Task description - Count how many lines include "Stocks" and answer with that number only.

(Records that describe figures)

.....

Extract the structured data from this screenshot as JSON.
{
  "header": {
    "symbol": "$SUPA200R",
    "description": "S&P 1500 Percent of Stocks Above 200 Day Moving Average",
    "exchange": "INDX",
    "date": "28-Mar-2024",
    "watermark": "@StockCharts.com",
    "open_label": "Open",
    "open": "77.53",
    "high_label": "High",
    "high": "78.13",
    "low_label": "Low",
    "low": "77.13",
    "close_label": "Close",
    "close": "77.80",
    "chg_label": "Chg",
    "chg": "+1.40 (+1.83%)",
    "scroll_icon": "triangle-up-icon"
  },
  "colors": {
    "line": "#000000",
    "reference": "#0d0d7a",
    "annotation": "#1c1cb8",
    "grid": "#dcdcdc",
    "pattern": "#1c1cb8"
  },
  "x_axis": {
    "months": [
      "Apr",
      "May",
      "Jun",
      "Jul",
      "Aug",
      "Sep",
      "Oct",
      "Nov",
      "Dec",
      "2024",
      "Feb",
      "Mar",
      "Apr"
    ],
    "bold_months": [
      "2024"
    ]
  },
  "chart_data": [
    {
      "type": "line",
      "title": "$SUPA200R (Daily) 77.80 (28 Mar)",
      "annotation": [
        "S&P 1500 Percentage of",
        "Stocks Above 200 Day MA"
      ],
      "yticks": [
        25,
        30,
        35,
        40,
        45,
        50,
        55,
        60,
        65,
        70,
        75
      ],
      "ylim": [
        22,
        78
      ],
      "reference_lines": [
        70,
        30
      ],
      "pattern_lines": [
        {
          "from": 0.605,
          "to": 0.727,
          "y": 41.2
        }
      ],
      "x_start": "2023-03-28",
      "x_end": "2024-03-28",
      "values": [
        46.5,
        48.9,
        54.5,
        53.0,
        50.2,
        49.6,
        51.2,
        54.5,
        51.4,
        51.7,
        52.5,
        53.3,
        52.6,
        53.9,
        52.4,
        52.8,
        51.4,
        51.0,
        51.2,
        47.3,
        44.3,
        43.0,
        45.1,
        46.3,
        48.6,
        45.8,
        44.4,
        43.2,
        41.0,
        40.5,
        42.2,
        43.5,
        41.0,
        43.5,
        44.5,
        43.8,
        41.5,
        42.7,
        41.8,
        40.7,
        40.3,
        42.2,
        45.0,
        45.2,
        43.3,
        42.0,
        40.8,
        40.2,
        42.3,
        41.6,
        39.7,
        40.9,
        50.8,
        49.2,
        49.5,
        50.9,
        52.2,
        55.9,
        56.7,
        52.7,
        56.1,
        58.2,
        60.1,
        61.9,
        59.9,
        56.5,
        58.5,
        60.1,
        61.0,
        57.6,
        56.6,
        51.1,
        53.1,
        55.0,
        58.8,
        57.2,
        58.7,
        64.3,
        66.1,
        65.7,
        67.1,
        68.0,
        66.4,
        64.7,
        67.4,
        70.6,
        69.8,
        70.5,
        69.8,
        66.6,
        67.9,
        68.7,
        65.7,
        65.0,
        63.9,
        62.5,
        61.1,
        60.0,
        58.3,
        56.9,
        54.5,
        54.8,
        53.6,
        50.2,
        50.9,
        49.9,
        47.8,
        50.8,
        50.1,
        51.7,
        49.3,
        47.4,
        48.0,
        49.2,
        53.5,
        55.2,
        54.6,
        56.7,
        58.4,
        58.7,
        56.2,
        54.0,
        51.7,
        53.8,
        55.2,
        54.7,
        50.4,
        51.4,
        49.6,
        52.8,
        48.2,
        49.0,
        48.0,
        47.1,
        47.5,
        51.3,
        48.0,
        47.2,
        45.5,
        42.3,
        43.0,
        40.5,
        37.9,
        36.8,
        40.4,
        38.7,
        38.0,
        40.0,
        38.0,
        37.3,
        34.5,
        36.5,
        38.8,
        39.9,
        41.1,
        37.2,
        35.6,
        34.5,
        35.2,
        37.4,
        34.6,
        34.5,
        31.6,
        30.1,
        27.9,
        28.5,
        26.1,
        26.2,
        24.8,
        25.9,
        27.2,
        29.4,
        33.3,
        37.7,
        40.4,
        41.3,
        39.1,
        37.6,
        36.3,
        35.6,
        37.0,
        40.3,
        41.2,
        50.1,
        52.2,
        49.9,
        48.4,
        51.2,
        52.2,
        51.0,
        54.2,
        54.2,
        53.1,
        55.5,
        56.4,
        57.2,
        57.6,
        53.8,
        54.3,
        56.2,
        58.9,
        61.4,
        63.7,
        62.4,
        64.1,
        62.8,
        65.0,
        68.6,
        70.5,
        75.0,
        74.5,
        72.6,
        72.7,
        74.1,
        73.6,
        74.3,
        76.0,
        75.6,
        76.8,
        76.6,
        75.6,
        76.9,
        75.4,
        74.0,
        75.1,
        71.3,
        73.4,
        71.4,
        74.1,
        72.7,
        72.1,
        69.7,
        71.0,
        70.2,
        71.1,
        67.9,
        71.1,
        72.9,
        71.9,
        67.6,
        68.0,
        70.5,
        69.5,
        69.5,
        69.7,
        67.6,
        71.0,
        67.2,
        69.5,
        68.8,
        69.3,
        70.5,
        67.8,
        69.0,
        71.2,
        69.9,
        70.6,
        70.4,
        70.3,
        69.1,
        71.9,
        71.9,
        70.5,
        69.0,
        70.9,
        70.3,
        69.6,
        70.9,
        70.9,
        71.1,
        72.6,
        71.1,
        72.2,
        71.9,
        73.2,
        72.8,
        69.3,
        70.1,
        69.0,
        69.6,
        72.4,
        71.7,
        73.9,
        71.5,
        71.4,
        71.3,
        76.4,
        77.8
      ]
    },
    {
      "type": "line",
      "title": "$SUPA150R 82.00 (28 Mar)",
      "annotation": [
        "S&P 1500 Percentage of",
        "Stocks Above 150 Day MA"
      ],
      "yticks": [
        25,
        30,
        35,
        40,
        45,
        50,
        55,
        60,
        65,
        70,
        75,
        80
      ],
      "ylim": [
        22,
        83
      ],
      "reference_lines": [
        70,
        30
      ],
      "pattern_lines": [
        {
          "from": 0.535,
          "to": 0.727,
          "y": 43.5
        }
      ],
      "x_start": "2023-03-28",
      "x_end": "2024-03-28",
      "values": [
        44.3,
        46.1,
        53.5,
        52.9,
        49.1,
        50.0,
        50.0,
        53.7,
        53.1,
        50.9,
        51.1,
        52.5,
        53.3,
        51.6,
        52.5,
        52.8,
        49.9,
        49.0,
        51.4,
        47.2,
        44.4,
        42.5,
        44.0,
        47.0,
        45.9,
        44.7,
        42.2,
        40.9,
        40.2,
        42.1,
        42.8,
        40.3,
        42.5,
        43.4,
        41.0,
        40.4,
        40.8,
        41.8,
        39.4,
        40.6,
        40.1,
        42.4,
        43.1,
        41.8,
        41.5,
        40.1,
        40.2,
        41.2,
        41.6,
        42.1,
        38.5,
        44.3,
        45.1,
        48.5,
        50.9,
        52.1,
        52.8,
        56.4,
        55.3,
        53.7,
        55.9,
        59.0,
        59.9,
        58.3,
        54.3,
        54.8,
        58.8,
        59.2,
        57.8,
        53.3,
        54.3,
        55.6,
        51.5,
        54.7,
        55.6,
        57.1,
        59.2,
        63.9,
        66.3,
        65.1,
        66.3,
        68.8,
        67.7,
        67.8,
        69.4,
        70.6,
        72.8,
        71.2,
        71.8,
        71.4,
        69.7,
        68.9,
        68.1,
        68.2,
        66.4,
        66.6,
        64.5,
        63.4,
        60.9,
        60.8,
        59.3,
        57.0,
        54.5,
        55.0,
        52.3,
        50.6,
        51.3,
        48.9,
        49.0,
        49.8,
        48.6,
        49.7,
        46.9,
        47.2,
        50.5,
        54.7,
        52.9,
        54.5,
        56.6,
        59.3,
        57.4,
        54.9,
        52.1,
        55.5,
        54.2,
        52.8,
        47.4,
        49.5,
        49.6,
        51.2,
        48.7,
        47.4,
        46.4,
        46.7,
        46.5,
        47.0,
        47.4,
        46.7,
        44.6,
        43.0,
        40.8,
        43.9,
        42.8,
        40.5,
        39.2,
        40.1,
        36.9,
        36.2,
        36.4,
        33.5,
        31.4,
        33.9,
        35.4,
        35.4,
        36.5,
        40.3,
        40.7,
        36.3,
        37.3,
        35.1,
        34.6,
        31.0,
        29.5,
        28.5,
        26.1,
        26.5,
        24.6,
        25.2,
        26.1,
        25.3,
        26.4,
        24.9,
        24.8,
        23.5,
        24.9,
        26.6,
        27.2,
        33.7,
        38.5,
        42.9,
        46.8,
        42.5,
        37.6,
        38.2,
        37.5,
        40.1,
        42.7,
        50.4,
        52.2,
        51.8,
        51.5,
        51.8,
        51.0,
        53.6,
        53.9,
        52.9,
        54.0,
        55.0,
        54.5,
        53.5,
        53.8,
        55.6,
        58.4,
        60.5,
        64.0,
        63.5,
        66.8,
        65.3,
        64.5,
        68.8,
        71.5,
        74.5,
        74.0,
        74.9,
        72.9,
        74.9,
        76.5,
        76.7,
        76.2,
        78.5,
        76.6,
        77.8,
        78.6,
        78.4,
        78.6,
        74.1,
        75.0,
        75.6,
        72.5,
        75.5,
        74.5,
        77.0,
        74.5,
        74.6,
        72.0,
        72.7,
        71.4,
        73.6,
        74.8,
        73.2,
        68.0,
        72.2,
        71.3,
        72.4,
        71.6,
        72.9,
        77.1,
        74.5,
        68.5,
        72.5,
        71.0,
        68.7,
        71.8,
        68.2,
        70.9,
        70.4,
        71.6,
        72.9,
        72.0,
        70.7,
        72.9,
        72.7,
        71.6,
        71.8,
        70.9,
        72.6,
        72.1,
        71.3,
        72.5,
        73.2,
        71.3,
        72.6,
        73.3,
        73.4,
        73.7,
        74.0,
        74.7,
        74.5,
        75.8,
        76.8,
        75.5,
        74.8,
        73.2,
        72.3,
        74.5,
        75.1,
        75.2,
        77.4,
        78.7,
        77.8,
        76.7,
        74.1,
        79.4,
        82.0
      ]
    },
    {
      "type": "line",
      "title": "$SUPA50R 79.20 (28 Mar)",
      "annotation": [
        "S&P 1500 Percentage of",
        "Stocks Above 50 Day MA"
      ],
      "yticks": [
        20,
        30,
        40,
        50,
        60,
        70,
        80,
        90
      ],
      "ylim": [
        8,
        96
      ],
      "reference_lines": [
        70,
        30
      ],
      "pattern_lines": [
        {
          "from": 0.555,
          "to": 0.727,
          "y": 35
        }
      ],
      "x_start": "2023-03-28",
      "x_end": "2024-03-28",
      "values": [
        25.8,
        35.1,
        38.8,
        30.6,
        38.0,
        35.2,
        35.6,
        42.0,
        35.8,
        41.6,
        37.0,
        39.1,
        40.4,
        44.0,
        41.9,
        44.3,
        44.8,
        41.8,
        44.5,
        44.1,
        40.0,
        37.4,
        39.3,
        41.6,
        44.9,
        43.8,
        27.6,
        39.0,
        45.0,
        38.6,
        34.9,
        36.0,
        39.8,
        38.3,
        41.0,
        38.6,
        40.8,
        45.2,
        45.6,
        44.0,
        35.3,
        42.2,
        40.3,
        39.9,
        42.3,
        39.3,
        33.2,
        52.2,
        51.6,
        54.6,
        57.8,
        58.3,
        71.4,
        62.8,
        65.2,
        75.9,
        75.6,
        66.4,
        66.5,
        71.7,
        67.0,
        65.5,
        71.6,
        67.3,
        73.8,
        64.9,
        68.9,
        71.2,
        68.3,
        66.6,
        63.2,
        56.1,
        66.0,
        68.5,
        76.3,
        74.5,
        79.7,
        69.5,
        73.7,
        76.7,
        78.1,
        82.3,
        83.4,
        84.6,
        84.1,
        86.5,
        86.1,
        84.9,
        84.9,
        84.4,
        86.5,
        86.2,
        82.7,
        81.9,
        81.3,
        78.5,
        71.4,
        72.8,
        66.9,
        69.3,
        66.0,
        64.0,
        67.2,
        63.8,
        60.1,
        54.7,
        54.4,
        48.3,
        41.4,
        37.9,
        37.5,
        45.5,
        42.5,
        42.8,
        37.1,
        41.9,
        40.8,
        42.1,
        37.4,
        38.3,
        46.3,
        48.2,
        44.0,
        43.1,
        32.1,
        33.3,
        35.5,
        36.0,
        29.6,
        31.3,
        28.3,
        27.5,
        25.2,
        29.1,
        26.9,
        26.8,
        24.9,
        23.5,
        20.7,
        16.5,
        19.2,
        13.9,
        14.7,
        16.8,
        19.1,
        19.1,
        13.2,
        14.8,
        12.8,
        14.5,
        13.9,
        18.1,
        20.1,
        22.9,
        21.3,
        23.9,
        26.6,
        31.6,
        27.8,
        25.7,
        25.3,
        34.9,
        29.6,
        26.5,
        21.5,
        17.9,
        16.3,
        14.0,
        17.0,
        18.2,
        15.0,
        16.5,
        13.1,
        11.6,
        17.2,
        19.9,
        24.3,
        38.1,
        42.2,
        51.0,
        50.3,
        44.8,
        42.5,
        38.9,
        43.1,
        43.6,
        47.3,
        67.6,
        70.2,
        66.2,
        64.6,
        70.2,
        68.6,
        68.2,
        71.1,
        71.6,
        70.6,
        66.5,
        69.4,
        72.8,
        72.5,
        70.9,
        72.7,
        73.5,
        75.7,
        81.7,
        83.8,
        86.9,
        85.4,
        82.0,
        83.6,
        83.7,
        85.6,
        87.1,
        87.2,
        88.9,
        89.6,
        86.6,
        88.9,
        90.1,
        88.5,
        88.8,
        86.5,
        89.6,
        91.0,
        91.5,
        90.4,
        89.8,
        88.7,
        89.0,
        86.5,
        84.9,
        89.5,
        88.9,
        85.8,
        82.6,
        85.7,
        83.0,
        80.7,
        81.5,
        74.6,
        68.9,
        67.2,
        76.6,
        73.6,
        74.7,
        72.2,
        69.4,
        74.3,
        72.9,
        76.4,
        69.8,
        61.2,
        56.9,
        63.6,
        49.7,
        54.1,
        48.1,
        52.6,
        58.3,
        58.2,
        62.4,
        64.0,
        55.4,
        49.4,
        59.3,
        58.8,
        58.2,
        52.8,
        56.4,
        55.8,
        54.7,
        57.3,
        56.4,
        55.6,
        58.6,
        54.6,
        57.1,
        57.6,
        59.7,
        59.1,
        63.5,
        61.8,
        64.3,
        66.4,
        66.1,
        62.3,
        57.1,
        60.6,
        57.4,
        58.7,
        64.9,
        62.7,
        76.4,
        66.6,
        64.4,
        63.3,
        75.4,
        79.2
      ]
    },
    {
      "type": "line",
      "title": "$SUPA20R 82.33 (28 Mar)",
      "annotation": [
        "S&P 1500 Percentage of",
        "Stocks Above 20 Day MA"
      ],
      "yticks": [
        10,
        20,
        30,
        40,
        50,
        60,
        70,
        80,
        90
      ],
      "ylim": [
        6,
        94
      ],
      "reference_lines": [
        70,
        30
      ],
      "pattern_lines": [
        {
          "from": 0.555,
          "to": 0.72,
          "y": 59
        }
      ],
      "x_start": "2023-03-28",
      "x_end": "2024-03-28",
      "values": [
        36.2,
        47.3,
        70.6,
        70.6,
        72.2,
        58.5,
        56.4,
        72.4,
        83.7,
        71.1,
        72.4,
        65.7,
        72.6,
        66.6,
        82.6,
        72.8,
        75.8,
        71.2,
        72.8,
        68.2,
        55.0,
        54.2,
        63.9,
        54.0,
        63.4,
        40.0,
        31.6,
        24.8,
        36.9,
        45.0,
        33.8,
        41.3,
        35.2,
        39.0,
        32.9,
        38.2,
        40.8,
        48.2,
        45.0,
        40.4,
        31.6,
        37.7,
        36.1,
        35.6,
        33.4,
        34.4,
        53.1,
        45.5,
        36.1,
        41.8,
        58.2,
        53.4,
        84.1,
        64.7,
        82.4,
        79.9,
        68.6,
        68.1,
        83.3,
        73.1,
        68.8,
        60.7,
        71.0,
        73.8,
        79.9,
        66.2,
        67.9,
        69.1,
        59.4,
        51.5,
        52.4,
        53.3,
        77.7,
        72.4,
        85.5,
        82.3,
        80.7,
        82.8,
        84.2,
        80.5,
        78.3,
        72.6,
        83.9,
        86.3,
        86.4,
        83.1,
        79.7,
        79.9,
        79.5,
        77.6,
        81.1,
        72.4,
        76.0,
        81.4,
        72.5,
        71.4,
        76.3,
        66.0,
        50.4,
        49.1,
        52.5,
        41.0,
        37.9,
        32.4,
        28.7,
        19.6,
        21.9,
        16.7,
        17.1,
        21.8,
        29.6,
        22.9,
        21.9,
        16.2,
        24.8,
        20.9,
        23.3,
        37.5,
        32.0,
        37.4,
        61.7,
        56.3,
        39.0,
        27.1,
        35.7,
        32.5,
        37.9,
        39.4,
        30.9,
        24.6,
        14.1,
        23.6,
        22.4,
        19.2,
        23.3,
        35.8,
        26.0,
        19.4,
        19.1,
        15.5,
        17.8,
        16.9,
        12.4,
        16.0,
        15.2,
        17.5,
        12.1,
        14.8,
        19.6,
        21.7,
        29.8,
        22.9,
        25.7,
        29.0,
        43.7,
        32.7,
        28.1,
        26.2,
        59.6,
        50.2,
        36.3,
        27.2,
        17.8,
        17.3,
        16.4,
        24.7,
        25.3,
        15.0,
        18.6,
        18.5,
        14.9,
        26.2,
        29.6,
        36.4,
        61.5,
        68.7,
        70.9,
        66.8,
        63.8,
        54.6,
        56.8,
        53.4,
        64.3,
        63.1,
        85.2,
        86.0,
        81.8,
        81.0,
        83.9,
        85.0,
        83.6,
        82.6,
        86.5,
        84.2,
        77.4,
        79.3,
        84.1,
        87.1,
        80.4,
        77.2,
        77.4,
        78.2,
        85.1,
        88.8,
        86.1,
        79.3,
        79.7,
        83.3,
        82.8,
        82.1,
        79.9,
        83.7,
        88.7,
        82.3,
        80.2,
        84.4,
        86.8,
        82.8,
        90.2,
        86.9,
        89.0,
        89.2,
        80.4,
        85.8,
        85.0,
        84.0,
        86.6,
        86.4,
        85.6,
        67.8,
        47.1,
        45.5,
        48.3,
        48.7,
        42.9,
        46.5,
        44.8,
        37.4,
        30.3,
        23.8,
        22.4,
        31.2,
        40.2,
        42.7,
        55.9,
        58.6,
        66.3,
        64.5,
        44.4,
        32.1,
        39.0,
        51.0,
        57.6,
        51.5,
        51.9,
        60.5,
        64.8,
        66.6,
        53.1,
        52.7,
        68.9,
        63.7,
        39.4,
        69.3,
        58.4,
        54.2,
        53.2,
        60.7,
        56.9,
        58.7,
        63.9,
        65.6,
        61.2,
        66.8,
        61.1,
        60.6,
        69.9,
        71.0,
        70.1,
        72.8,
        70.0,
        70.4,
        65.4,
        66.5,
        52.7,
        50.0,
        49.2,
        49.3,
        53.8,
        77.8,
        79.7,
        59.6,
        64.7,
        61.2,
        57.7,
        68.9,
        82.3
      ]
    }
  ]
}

.....

Result for this exercise - 5